▶

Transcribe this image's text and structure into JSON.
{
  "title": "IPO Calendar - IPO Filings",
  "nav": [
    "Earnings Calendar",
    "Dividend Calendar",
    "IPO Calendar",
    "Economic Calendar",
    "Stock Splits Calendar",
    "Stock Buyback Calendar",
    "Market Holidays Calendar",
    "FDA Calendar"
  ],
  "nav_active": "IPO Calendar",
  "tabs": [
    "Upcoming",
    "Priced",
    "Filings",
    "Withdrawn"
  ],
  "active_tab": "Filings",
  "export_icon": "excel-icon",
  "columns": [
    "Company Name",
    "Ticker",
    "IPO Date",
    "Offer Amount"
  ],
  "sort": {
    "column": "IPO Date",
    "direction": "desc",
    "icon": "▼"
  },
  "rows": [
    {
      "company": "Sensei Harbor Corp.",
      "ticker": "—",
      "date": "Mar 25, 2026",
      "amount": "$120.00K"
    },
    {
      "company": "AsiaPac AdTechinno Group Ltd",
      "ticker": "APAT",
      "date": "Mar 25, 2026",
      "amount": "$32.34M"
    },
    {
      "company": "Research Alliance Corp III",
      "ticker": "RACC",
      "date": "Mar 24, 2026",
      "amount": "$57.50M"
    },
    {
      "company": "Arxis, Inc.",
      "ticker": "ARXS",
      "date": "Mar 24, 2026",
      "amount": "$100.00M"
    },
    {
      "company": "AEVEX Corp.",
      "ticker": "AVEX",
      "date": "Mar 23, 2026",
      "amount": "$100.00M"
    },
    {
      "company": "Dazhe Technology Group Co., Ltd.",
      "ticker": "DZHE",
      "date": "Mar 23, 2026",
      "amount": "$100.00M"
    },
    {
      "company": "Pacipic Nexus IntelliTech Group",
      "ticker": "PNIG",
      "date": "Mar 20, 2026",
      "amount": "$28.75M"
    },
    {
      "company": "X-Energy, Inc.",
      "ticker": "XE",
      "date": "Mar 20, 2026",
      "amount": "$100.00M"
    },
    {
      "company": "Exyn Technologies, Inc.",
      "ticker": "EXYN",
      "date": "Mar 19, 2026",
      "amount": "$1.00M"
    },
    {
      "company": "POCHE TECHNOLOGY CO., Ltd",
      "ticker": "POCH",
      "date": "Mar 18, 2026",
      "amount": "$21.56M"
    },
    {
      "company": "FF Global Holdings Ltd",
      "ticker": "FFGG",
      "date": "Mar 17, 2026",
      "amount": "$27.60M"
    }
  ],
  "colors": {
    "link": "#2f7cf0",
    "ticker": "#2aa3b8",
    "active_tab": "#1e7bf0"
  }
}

◀

**Stated goal**. Copy all of the data. Keep every word exactly as it is.

**Answer to the problem**.
Transcribe this image's text and structure into JSON.
{
  "title": "IPO Calendar - IPO Filings",
  "nav": [
    "Earnings Calendar",
    "Dividend Calendar",
    "IPO Calendar",
    "Economic Calendar",
    "Stock Splits Calendar",
    "Stock Buyback Calendar",
    "Market Holidays Calendar",
    "FDA Calendar"
  ],
  "nav_active": "IPO Calendar",
  "tabs": [
    "Upcoming",
    "Priced",
    "Filings",
    "Withdrawn"
  ],
  "active_tab": "Filings",
  "export_icon": "excel-icon",
  "columns": [
    "Company Name",
    "Ticker",
    "IPO Date",
    "Offer Amount"
  ],
  "sort": {
    "column": "IPO Date",
    "direction": "desc",
    "icon": "▼"
  },
  "rows": [
    {
      "company": "Sensei Harbor Corp.",
      "ticker": "—",
      "date": "Mar 25, 2026",
      "amount": "$120.00K"
    },
    {
      "company": "AsiaPac AdTechinno Group Ltd",
      "ticker": "APAT",
      "date": "Mar 25, 2026",
      "amount": "$32.34M"
    },
    {
      "company": "Research Alliance Corp III",
      "ticker": "RACC",
      "date": "Mar 24, 2026",
      "amount": "$57.50M"
    },
    {
      "company": "Arxis, Inc.",
      "ticker": "ARXS",
      "date": "Mar 24, 2026",
      "amount": "$100.00M"
    },
    {
      "company": "AEVEX Corp.",
      "ticker": "AVEX",
      "date": "Mar 23, 2026",
      "amount": "$100.00M"
    },
    {
      "company": "Dazhe Technology Group Co., Ltd.",
      "ticker": "DZHE",
      "date": "Mar 23, 2026",
      "amount": "$100.00M"
    },
    {
      "company": "Pacipic Nexus IntelliTech Group",
      "ticker": "PNIG",
      "date": "Mar 20, 2026",
      "amount": "$28.75M"
    },
    {
      "company": "X-Energy, Inc.",
      "ticker": "XE",
      "date": "Mar 20, 2026",
      "amount": "$100.00M"
    },
    {
      "company": "Exyn Technologies, Inc.",
      "ticker": "EXYN",
      "date": "Mar 19, 2026",
      "amount": "$1.00M"
    },
    {
      "company": "POCHE TECHNOLOGY CO., Ltd",
      "ticker": "POCH",
      "date": "Mar 18, 2026",
      "amount": "$21.56M"
    },
    {
      "company": "FF Global Holdings Ltd",
      "ticker": "FFGG",
      "date": "Mar 17, 2026",
      "amount": "$27.60M"
    }
  ],
  "colors": {
    "link": "#2f7cf0",
    "ticker": "#2aa3b8",
    "active_tab": "#1e7bf0"
  }
}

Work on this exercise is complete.